START
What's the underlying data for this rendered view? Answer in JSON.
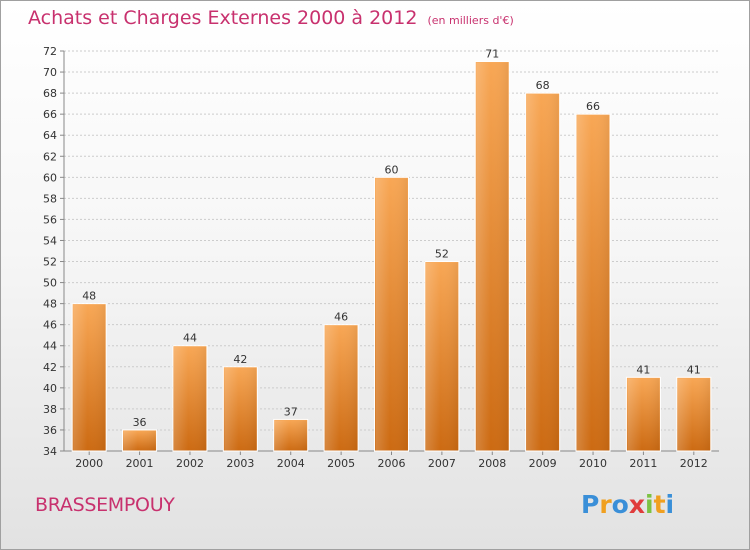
{
  "header": {
    "title": "Achats et Charges Externes 2000 à 2012",
    "unit": "(en milliers d'€)"
  },
  "footer": {
    "commune": "BRASSEMPOUY",
    "logo_letters": [
      {
        "char": "P",
        "color": "#3a8fd8"
      },
      {
        "char": "r",
        "color": "#f0a020"
      },
      {
        "char": "o",
        "color": "#3a8fd8"
      },
      {
        "char": "x",
        "color": "#e03c3c"
      },
      {
        "char": "i",
        "color": "#7cc242"
      },
      {
        "char": "t",
        "color": "#f0a020"
      },
      {
        "char": "i",
        "color": "#3a8fd8"
      }
    ]
  },
  "colors": {
    "title": "#c8316e",
    "bar_light": "#f8a755",
    "bar_dark": "#cc6a12",
    "grid": "#cccccc",
    "axis": "#888888"
  },
  "chart_data": {
    "type": "bar",
    "title": "Achats et Charges Externes 2000 à 2012",
    "subtitle": "(en milliers d'€)",
    "categories": [
      "2000",
      "2001",
      "2002",
      "2003",
      "2004",
      "2005",
      "2006",
      "2007",
      "2008",
      "2009",
      "2010",
      "2011",
      "2012"
    ],
    "values": [
      48,
      36,
      44,
      42,
      37,
      46,
      60,
      52,
      71,
      68,
      66,
      41,
      41
    ],
    "data_labels": [
      "48",
      "36",
      "44",
      "42",
      "37",
      "46",
      "60",
      "52",
      "71",
      "68",
      "66",
      "41",
      "41"
    ],
    "ylim": [
      34,
      72
    ],
    "yticks": [
      34,
      36,
      38,
      40,
      42,
      44,
      46,
      48,
      50,
      52,
      54,
      56,
      58,
      60,
      62,
      64,
      66,
      68,
      70,
      72
    ],
    "grid": true,
    "legend": "none"
  }
}
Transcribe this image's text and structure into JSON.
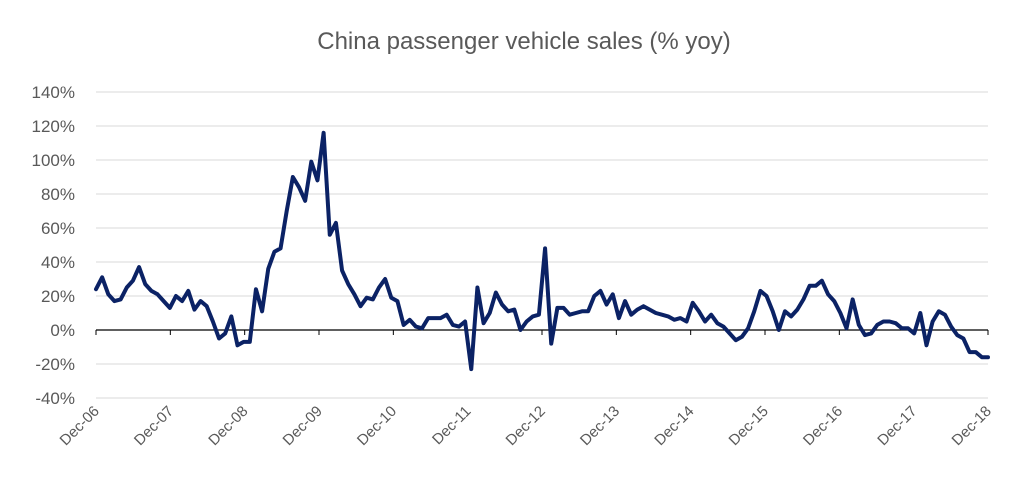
{
  "chart_data": {
    "type": "line",
    "title": "China passenger vehicle sales (% yoy)",
    "xlabel": "",
    "ylabel": "",
    "ylim": [
      -40,
      140
    ],
    "y_ticks": [
      140,
      120,
      100,
      80,
      60,
      40,
      20,
      0,
      -20,
      -40
    ],
    "y_tick_labels": [
      "140%",
      "120%",
      "100%",
      "80%",
      "60%",
      "40%",
      "20%",
      "0%",
      "-20%",
      "-40%"
    ],
    "x_tick_labels": [
      "Dec-06",
      "Dec-07",
      "Dec-08",
      "Dec-09",
      "Dec-10",
      "Dec-11",
      "Dec-12",
      "Dec-13",
      "Dec-14",
      "Dec-15",
      "Dec-16",
      "Dec-17",
      "Dec-18"
    ],
    "grid": true,
    "line_color": "#0b2265",
    "series": [
      {
        "values": [
          24,
          31,
          21,
          17,
          18,
          25,
          29,
          37,
          27,
          23,
          21,
          17,
          13,
          20,
          17,
          23,
          12,
          17,
          14,
          5,
          -5,
          -2,
          8,
          -9,
          -7,
          -7,
          24,
          11,
          36,
          46,
          48,
          70,
          90,
          84,
          76,
          99,
          88,
          116,
          56,
          63,
          35,
          27,
          21,
          14,
          19,
          18,
          25,
          30,
          19,
          17,
          3,
          6,
          2,
          1,
          7,
          7,
          7,
          9,
          3,
          2,
          5,
          -23,
          25,
          4,
          10,
          22,
          15,
          11,
          12,
          0,
          5,
          8,
          9,
          48,
          -8,
          13,
          13,
          9,
          10,
          11,
          11,
          20,
          23,
          15,
          21,
          7,
          17,
          9,
          12,
          14,
          12,
          10,
          9,
          8,
          6,
          7,
          5,
          16,
          11,
          5,
          9,
          4,
          2,
          -2,
          -6,
          -4,
          1,
          11,
          23,
          20,
          11,
          0,
          11,
          8,
          12,
          18,
          26,
          26,
          29,
          21,
          17,
          10,
          1,
          18,
          3,
          -3,
          -2,
          3,
          5,
          5,
          4,
          1,
          1,
          -2,
          10,
          -9,
          5,
          11,
          9,
          2,
          -3,
          -5,
          -13,
          -13,
          -16,
          -16
        ]
      }
    ]
  }
}
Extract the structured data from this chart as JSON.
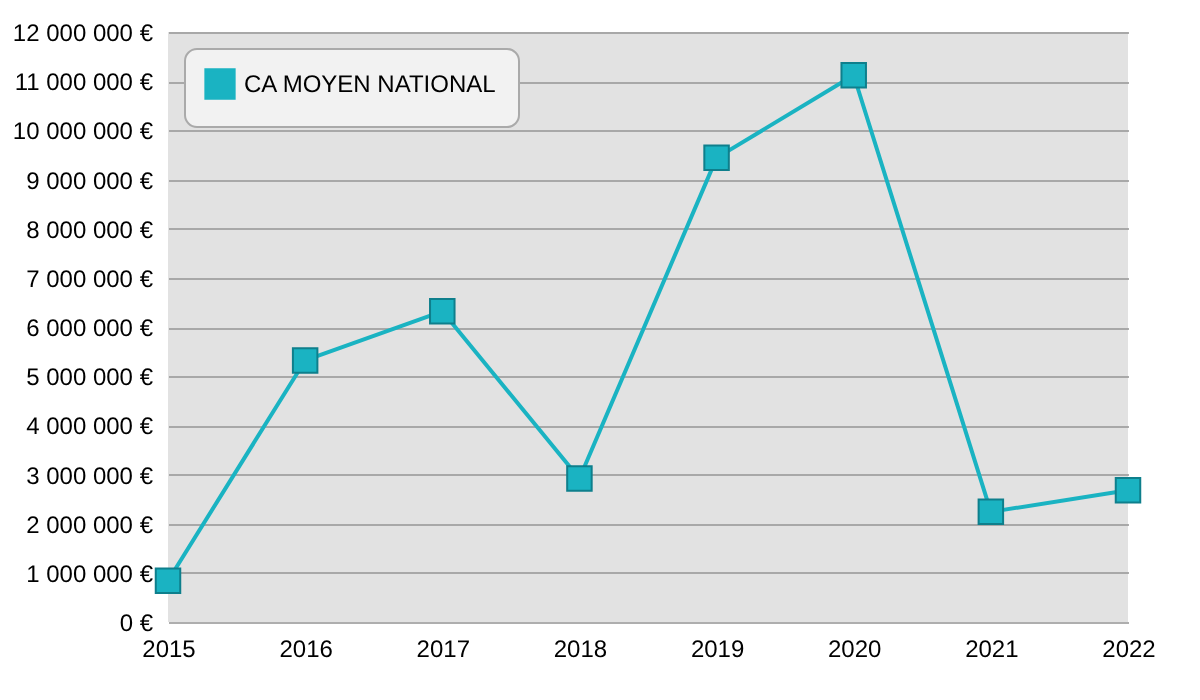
{
  "chart_data": {
    "type": "line",
    "x": [
      2015,
      2016,
      2017,
      2018,
      2019,
      2020,
      2021,
      2022
    ],
    "series": [
      {
        "name": "CA MOYEN NATIONAL",
        "color": "#1ab3c2",
        "values": [
          840000,
          5320000,
          6320000,
          2920000,
          9440000,
          11120000,
          2240000,
          2680000
        ]
      }
    ],
    "xlim": [
      2015,
      2022
    ],
    "xticks": [
      2015,
      2016,
      2017,
      2018,
      2019,
      2020,
      2021,
      2022
    ],
    "ylim": [
      0,
      12000000
    ],
    "yticks": [
      {
        "value": 0,
        "label": "0 €"
      },
      {
        "value": 1000000,
        "label": "1 000 000 €"
      },
      {
        "value": 2000000,
        "label": "2 000 000 €"
      },
      {
        "value": 3000000,
        "label": "3 000 000 €"
      },
      {
        "value": 4000000,
        "label": "4 000 000 €"
      },
      {
        "value": 5000000,
        "label": "5 000 000 €"
      },
      {
        "value": 6000000,
        "label": "6 000 000 €"
      },
      {
        "value": 7000000,
        "label": "7 000 000 €"
      },
      {
        "value": 8000000,
        "label": "8 000 000 €"
      },
      {
        "value": 9000000,
        "label": "9 000 000 €"
      },
      {
        "value": 10000000,
        "label": "10 000 000 €"
      },
      {
        "value": 11000000,
        "label": "11 000 000 €"
      },
      {
        "value": 12000000,
        "label": "12 000 000 €"
      }
    ],
    "grid": "y",
    "legend": "top left",
    "marker": "square",
    "line_style": "solid"
  }
}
END
* EXERCISE GOAL *
Copy out every line of the listing that includes the string "JSON".

* THE ANSWER *
What's the underlying data for this rendered view? Answer in JSON.
Transcribe this image's text and structure into JSON.
Extract the structured data from this chart as JSON.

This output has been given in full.